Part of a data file
+++
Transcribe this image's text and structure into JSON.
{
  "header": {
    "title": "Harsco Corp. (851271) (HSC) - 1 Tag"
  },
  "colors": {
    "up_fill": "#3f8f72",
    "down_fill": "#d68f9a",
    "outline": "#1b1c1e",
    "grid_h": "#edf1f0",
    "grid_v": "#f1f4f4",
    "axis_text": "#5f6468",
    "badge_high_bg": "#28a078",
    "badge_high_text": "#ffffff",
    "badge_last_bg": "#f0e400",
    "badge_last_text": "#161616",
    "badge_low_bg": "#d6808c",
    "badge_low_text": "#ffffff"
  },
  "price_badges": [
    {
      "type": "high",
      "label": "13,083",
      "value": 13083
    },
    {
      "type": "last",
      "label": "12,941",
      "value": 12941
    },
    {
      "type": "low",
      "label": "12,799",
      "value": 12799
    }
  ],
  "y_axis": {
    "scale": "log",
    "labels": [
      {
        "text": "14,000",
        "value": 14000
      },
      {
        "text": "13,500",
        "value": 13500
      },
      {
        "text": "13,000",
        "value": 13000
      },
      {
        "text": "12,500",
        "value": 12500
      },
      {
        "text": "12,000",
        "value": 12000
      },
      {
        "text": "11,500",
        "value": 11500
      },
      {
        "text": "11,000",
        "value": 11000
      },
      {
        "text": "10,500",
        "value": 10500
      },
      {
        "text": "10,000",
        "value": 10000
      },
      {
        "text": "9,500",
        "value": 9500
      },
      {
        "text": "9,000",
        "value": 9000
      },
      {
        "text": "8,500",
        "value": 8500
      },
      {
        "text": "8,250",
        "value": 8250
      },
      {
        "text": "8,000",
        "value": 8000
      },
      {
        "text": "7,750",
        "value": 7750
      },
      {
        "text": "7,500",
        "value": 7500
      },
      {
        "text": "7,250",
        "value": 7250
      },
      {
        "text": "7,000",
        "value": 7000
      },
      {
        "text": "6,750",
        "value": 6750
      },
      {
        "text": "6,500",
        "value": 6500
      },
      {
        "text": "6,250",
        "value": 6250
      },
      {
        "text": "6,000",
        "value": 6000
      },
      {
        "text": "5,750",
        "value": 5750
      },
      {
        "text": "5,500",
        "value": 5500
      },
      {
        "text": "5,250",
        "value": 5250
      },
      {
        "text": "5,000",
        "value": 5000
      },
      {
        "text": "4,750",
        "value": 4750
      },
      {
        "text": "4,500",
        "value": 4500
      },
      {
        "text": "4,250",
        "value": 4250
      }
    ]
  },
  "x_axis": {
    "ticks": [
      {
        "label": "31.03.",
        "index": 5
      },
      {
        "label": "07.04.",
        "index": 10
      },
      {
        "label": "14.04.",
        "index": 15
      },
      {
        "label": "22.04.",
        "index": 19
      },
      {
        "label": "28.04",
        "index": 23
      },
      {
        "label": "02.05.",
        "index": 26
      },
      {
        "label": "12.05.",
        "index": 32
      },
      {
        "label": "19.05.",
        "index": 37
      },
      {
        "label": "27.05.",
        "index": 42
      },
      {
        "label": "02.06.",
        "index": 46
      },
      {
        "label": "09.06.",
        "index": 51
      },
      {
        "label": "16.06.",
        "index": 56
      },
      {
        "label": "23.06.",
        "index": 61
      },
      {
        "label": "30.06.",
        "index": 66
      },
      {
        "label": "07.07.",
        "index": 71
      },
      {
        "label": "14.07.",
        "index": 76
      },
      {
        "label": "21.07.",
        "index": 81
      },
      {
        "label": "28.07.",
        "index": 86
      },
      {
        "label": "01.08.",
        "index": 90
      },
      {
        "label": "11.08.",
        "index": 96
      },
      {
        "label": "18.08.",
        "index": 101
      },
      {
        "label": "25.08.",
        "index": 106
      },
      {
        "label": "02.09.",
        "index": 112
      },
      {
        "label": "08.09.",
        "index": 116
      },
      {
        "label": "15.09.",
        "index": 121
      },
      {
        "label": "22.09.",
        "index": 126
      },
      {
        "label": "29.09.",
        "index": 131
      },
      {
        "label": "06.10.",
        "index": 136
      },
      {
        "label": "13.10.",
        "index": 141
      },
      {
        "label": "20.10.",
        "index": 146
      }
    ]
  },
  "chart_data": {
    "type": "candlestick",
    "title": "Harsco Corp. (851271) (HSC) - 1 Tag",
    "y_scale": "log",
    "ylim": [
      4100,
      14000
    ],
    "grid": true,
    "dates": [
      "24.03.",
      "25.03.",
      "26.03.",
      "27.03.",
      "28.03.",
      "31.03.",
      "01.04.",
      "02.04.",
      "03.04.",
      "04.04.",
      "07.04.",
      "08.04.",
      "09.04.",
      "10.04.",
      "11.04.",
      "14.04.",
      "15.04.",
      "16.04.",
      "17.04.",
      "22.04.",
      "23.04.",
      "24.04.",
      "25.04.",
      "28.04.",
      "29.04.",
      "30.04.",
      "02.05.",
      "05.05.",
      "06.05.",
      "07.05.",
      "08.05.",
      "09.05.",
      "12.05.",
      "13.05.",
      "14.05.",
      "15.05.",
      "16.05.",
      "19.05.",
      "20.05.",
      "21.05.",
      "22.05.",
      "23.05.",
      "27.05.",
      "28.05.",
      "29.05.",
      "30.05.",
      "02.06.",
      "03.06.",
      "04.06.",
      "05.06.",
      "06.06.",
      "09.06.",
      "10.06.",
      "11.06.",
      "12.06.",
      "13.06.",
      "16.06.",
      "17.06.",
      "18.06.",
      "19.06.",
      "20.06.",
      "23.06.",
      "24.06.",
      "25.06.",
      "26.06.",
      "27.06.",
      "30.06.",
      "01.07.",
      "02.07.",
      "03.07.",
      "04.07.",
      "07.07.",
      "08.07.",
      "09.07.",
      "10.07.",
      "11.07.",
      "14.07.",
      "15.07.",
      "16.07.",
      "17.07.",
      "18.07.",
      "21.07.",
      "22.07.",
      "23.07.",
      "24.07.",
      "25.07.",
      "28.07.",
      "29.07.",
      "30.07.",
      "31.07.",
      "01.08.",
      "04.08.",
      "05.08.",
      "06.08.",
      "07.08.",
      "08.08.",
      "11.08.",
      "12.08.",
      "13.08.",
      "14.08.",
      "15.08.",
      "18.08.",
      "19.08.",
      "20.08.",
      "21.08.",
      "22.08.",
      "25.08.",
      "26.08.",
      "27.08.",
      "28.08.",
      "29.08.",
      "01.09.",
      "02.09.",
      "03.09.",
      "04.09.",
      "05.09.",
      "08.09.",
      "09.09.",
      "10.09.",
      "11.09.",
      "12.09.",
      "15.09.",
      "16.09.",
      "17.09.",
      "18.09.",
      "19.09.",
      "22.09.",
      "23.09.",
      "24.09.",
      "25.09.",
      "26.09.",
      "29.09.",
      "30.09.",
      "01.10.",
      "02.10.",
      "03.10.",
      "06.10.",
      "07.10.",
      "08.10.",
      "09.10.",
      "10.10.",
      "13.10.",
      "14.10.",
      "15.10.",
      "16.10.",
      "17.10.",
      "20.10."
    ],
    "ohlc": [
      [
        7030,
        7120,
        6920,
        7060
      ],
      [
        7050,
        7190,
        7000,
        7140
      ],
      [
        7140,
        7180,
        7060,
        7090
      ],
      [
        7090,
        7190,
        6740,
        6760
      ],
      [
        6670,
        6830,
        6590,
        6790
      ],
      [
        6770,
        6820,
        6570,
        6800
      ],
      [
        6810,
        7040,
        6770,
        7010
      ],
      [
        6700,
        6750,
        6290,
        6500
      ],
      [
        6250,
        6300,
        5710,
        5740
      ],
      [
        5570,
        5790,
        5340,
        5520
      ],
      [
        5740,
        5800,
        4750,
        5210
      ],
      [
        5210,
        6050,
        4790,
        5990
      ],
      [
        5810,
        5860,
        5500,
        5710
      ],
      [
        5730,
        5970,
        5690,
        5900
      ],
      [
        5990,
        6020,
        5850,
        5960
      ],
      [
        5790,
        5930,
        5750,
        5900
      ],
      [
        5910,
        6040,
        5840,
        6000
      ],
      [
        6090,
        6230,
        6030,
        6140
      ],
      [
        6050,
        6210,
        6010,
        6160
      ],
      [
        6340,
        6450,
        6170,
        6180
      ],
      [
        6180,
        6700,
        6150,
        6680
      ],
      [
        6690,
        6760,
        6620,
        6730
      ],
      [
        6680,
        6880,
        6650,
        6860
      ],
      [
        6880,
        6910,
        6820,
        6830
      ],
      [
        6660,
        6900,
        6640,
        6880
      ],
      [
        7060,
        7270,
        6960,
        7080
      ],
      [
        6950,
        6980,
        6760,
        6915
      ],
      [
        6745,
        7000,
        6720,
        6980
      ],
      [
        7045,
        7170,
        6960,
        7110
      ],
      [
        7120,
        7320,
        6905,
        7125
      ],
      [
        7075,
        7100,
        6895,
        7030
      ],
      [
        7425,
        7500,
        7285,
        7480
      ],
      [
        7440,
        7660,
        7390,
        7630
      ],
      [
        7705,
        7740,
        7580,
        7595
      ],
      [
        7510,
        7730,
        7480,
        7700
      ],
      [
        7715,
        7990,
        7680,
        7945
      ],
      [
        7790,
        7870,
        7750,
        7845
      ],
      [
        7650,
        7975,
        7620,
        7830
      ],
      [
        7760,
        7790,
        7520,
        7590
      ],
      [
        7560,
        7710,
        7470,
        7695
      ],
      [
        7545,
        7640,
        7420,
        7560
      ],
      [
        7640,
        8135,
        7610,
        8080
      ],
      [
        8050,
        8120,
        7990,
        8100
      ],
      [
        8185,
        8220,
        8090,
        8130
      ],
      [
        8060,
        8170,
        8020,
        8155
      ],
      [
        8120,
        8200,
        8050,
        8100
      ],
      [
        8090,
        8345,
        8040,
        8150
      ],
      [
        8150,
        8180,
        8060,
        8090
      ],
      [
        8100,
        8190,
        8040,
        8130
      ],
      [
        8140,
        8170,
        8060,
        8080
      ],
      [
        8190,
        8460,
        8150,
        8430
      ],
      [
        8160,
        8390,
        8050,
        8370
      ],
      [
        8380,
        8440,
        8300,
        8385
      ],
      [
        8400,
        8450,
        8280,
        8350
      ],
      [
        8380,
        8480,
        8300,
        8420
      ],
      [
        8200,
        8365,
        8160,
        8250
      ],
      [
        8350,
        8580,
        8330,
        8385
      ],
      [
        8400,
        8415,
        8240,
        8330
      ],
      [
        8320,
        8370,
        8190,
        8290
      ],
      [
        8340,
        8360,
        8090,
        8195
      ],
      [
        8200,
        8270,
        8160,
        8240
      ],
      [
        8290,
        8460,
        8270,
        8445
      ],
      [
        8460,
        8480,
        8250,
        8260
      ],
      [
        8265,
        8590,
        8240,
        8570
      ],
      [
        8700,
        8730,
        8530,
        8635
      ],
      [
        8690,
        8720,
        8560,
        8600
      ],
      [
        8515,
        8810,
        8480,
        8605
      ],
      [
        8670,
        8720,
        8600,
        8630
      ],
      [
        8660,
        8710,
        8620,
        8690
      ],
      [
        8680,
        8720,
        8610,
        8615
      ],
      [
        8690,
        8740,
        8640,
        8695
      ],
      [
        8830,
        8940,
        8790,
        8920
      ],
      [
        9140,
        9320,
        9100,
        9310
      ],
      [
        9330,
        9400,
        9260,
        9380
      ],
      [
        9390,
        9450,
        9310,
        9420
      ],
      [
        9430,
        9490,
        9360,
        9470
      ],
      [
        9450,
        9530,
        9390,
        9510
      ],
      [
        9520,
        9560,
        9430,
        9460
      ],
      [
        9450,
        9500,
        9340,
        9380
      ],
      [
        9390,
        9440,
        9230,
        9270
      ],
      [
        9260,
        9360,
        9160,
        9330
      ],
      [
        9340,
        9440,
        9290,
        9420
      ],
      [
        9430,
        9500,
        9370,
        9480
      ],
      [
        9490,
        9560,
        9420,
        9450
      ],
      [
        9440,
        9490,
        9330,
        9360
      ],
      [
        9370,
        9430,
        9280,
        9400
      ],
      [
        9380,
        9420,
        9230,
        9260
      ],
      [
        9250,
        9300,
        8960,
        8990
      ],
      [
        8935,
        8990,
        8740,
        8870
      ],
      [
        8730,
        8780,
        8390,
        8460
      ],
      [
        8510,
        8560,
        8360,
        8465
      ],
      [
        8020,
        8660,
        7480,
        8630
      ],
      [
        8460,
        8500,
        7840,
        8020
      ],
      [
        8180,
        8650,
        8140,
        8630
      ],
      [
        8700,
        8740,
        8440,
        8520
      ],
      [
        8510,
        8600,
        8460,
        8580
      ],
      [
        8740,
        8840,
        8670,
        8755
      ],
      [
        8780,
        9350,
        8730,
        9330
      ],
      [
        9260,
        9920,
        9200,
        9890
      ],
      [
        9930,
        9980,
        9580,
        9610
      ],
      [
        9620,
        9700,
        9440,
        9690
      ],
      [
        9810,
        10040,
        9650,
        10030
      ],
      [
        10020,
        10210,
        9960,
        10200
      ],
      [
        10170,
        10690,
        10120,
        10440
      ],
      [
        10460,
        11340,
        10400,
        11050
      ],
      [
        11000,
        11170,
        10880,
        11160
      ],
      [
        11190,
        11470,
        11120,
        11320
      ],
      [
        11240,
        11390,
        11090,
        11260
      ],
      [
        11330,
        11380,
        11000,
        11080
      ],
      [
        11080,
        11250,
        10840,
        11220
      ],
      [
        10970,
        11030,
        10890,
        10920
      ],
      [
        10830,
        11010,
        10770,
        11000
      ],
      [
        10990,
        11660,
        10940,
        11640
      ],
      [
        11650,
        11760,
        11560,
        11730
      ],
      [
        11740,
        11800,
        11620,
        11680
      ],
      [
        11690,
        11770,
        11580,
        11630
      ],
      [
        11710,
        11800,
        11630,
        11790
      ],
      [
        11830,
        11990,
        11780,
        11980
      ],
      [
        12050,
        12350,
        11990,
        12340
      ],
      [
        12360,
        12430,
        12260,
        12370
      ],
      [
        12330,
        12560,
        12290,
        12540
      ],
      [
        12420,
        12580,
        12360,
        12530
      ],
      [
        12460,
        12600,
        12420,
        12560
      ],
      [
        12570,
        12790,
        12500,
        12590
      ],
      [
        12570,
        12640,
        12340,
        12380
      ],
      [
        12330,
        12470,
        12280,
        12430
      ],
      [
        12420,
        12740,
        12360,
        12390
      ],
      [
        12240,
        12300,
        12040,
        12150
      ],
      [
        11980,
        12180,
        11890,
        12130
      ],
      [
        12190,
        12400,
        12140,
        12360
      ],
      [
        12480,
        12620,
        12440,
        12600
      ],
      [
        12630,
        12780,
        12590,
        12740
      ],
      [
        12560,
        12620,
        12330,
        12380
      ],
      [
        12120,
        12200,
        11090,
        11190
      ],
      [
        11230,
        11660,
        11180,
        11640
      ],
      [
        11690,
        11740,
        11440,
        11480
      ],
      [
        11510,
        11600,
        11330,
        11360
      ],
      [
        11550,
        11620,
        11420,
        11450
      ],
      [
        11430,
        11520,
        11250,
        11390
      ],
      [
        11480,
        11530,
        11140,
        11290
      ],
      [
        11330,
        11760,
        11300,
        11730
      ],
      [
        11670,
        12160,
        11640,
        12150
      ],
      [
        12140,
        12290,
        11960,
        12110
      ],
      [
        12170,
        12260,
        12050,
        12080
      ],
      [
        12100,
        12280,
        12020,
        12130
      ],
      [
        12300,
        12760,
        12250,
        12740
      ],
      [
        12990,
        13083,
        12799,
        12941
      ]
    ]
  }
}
+++
# Requirement
Copy every line of the material in which the word "Corp" occurs.

# Correct output
    "title": "Harsco Corp. (851271) (HSC) - 1 Tag"
    "title": "Harsco Corp. (851271) (HSC) - 1 Tag",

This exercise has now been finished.